• [EXTRACTED ENTRIES]:
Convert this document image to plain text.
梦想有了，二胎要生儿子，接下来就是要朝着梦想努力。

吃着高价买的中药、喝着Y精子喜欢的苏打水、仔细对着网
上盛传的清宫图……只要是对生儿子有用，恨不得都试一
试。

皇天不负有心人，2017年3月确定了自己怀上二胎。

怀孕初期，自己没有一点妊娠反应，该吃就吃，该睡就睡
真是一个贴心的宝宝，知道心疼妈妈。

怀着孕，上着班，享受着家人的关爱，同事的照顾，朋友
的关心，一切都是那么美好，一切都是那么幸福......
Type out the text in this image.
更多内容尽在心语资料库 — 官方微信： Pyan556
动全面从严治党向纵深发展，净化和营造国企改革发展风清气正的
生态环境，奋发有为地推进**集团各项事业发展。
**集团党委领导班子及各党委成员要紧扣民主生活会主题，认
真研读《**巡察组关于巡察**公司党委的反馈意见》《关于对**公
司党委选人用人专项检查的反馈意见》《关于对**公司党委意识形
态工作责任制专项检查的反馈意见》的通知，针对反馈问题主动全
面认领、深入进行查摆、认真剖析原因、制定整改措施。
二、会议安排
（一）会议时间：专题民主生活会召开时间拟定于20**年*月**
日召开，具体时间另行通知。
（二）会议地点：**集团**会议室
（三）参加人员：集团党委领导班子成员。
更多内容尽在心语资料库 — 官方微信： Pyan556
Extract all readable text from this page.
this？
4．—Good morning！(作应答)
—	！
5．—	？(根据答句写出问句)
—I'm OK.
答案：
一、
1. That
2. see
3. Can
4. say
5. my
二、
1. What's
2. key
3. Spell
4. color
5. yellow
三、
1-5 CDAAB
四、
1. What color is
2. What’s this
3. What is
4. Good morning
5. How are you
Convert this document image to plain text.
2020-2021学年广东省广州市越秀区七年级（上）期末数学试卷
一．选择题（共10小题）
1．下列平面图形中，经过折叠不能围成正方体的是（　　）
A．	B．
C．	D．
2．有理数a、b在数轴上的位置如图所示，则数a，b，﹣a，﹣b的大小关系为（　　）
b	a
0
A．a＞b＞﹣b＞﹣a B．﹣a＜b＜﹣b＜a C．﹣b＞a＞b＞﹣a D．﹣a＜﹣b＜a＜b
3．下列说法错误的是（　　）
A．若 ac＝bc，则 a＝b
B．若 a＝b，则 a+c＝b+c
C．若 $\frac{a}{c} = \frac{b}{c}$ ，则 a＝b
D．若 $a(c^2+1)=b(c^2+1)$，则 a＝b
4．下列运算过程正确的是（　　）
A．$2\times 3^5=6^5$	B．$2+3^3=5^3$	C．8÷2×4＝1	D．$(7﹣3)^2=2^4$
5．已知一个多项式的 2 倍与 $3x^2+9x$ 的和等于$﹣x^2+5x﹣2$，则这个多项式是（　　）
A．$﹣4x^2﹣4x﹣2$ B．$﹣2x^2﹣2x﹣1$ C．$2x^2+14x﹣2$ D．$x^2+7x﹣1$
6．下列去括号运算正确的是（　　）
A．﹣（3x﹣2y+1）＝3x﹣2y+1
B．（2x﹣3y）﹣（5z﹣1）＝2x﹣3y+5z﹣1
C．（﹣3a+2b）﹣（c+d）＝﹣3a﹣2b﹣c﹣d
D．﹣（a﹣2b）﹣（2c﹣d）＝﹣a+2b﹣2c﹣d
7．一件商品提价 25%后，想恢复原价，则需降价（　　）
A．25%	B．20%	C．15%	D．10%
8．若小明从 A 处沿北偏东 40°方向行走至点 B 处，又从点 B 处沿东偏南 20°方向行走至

• [YOUR TASK]:
Make an exact copy of every line in the data.

• [WRITTEN ANSWER]:
Convert this document image to plain text.
梦想有了，二胎要生儿子，接下来就是要朝着梦想努力。

吃着高价买的中药、喝着Y精子喜欢的苏打水、仔细对着网
上盛传的清宫图……只要是对生儿子有用，恨不得都试一
试。

皇天不负有心人，2017年3月确定了自己怀上二胎。

怀孕初期，自己没有一点妊娠反应，该吃就吃，该睡就睡
真是一个贴心的宝宝，知道心疼妈妈。

怀着孕，上着班，享受着家人的关爱，同事的照顾，朋友
的关心，一切都是那么美好，一切都是那么幸福......
Type out the text in this image.
更多内容尽在心语资料库 — 官方微信： Pyan556
动全面从严治党向纵深发展，净化和营造国企改革发展风清气正的
生态环境，奋发有为地推进**集团各项事业发展。
**集团党委领导班子及各党委成员要紧扣民主生活会主题，认
真研读《**巡察组关于巡察**公司党委的反馈意见》《关于对**公
司党委选人用人专项检查的反馈意见》《关于对**公司党委意识形
态工作责任制专项检查的反馈意见》的通知，针对反馈问题主动全
面认领、深入进行查摆、认真剖析原因、制定整改措施。
二、会议安排
（一）会议时间：专题民主生活会召开时间拟定于20**年*月**
日召开，具体时间另行通知。
（二）会议地点：**集团**会议室
（三）参加人员：集团党委领导班子成员。
更多内容尽在心语资料库 — 官方微信： Pyan556
Extract all readable text from this page.
this？
4．—Good morning！(作应答)
—	！
5．—	？(根据答句写出问句)
—I'm OK.
答案：
一、
1. That
2. see
3. Can
4. say
5. my
二、
1. What's
2. key
3. Spell
4. color
5. yellow
三、
1-5 CDAAB
四、
1. What color is
2. What’s this
3. What is
4. Good morning
5. How are you
Convert this document image to plain text.
2020-2021学年广东省广州市越秀区七年级（上）期末数学试卷
一．选择题（共10小题）
1．下列平面图形中，经过折叠不能围成正方体的是（　　）
A．	B．
C．	D．
2．有理数a、b在数轴上的位置如图所示，则数a，b，﹣a，﹣b的大小关系为（　　）
b	a
0
A．a＞b＞﹣b＞﹣a B．﹣a＜b＜﹣b＜a C．﹣b＞a＞b＞﹣a D．﹣a＜﹣b＜a＜b
3．下列说法错误的是（　　）
A．若 ac＝bc，则 a＝b
B．若 a＝b，则 a+c＝b+c
C．若 $\frac{a}{c} = \frac{b}{c}$ ，则 a＝b
D．若 $a(c^2+1)=b(c^2+1)$，则 a＝b
4．下列运算过程正确的是（　　）
A．$2\times 3^5=6^5$	B．$2+3^3=5^3$	C．8÷2×4＝1	D．$(7﹣3)^2=2^4$
5．已知一个多项式的 2 倍与 $3x^2+9x$ 的和等于$﹣x^2+5x﹣2$，则这个多项式是（　　）
A．$﹣4x^2﹣4x﹣2$ B．$﹣2x^2﹣2x﹣1$ C．$2x^2+14x﹣2$ D．$x^2+7x﹣1$
6．下列去括号运算正确的是（　　）
A．﹣（3x﹣2y+1）＝3x﹣2y+1
B．（2x﹣3y）﹣（5z﹣1）＝2x﹣3y+5z﹣1
C．（﹣3a+2b）﹣（c+d）＝﹣3a﹣2b﹣c﹣d
D．﹣（a﹣2b）﹣（2c﹣d）＝﹣a+2b﹣2c﹣d
7．一件商品提价 25%后，想恢复原价，则需降价（　　）
A．25%	B．20%	C．15%	D．10%
8．若小明从 A 处沿北偏东 40°方向行走至点 B 处，又从点 B 处沿东偏南 20°方向行走至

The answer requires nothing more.